What you have to do -> Below are the records; locate each line with the word "Kmag" and copy it.

— BEGIN Input —

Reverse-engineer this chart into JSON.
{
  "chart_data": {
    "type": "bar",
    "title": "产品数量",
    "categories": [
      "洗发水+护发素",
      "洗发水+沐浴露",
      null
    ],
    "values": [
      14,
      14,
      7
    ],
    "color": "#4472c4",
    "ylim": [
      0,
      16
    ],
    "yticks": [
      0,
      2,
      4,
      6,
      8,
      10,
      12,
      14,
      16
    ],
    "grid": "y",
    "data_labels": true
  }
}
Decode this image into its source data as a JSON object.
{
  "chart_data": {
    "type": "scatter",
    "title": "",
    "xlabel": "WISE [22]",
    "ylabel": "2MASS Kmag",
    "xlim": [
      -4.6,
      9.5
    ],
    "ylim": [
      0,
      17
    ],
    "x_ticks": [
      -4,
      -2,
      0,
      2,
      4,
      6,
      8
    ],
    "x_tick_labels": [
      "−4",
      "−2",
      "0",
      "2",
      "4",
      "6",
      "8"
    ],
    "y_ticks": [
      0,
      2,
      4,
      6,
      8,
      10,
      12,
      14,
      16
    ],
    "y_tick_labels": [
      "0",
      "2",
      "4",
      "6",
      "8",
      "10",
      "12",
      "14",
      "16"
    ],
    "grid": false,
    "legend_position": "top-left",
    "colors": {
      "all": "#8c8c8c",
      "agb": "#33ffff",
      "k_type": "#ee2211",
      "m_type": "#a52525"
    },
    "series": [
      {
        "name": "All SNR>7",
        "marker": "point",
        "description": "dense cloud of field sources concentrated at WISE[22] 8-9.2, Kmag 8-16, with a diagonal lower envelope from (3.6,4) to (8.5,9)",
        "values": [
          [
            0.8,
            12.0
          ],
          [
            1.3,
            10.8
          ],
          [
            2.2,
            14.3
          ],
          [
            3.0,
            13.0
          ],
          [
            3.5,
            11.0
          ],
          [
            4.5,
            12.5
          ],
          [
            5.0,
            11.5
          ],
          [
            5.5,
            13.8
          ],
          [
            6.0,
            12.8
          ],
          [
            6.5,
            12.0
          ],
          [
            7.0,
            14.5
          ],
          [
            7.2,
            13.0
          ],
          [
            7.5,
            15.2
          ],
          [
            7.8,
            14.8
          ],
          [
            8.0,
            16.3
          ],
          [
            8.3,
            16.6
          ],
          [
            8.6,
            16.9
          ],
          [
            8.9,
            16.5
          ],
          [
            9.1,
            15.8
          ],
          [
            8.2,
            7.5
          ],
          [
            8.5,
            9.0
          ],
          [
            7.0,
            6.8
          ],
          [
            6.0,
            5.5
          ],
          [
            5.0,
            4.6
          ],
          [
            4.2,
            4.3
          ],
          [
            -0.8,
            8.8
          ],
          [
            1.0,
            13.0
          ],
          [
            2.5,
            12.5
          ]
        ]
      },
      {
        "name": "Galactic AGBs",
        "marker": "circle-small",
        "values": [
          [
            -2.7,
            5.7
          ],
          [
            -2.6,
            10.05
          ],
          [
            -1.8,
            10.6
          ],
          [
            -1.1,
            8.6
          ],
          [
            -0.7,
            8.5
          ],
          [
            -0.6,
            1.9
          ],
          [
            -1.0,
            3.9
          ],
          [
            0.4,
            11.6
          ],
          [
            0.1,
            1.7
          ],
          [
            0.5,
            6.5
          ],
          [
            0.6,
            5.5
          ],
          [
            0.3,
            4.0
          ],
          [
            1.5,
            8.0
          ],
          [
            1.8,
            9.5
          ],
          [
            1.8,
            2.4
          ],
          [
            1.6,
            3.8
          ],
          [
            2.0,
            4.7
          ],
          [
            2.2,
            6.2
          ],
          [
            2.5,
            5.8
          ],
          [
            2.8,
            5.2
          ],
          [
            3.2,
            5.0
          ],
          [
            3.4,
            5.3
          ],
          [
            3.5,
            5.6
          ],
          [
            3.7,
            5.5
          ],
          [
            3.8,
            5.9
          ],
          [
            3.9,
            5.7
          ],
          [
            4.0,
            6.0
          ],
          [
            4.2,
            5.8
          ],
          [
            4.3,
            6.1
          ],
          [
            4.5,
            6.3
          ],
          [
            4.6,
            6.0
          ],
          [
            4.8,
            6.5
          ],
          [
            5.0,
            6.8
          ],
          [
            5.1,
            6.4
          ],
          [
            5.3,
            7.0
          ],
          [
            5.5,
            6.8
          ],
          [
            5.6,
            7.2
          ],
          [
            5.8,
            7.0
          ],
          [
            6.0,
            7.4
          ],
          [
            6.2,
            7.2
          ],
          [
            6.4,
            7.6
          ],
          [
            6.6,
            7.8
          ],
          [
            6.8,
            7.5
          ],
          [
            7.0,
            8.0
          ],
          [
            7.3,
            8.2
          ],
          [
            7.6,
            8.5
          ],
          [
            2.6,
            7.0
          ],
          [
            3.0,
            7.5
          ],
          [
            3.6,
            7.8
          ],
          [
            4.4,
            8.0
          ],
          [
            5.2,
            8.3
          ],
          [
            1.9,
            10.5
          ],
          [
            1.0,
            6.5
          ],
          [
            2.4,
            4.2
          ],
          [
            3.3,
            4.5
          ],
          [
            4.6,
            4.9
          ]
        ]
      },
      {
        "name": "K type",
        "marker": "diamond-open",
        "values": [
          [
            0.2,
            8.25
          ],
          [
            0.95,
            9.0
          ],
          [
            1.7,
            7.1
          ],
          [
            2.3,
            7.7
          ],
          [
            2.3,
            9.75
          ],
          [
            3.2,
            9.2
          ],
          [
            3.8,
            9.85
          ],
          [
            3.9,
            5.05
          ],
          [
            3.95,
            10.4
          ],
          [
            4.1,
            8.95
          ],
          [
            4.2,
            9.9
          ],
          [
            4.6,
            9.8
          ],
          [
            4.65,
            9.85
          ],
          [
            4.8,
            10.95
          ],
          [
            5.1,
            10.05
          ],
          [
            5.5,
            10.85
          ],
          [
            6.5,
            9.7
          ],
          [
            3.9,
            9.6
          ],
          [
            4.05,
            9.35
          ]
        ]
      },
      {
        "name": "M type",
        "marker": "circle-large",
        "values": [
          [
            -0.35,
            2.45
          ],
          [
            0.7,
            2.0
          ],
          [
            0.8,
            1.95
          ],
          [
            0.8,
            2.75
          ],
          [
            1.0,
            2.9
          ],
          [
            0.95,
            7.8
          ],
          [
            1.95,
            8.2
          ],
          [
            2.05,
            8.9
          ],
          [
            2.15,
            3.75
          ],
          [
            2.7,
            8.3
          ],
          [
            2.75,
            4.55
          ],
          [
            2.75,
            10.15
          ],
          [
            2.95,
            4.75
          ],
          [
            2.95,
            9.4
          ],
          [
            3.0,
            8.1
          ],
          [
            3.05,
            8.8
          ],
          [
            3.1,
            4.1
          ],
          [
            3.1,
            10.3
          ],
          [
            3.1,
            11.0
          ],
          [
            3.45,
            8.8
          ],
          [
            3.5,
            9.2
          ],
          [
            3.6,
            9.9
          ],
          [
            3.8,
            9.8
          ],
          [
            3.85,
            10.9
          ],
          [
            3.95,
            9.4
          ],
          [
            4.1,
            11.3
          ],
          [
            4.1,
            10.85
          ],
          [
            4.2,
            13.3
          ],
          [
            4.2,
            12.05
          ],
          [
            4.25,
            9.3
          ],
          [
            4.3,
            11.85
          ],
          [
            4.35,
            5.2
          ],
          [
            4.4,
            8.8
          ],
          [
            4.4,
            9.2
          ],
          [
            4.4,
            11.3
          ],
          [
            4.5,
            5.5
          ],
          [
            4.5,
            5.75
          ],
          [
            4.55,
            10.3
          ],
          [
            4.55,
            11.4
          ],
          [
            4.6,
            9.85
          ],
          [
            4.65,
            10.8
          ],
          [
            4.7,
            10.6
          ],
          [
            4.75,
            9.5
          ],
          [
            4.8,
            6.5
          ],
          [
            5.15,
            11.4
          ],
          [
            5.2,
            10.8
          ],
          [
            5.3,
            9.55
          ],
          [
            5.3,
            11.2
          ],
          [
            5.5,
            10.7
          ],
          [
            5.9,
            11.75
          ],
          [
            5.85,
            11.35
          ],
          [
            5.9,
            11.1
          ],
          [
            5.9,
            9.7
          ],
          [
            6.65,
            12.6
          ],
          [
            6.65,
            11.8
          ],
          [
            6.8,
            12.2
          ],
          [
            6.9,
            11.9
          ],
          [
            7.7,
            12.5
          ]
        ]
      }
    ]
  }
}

— END Input —

Answer below ->
    "ylabel": "2MASS Kmag",
        "description": "dense cloud of field sources concentrated at WISE[22] 8-9.2, Kmag 8-16, with a diagonal lower envelope from (3.6,4) to (8.5,9)",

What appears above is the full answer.